(Data entries)
--- BEGIN ---

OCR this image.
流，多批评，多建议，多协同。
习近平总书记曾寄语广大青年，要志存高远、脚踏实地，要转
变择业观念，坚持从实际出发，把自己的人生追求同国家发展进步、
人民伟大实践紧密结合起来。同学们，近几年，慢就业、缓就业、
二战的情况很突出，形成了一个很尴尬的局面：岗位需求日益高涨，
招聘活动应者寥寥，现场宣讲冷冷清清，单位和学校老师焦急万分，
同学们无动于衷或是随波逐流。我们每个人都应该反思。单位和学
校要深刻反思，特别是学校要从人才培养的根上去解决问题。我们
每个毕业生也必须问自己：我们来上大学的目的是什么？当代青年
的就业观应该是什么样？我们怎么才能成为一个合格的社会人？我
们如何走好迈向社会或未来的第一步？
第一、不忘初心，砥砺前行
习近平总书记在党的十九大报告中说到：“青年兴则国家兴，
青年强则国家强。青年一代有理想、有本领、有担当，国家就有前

--- END ---

Challenge:
Each line of the listing above should be output exactly.

Right answer:
OCR this image.
流，多批评，多建议，多协同。
习近平总书记曾寄语广大青年，要志存高远、脚踏实地，要转
变择业观念，坚持从实际出发，把自己的人生追求同国家发展进步、
人民伟大实践紧密结合起来。同学们，近几年，慢就业、缓就业、
二战的情况很突出，形成了一个很尴尬的局面：岗位需求日益高涨，
招聘活动应者寥寥，现场宣讲冷冷清清，单位和学校老师焦急万分，
同学们无动于衷或是随波逐流。我们每个人都应该反思。单位和学
校要深刻反思，特别是学校要从人才培养的根上去解决问题。我们
每个毕业生也必须问自己：我们来上大学的目的是什么？当代青年
的就业观应该是什么样？我们怎么才能成为一个合格的社会人？我
们如何走好迈向社会或未来的第一步？
第一、不忘初心，砥砺前行
习近平总书记在党的十九大报告中说到：“青年兴则国家兴，
青年强则国家强。青年一代有理想、有本领、有担当，国家就有前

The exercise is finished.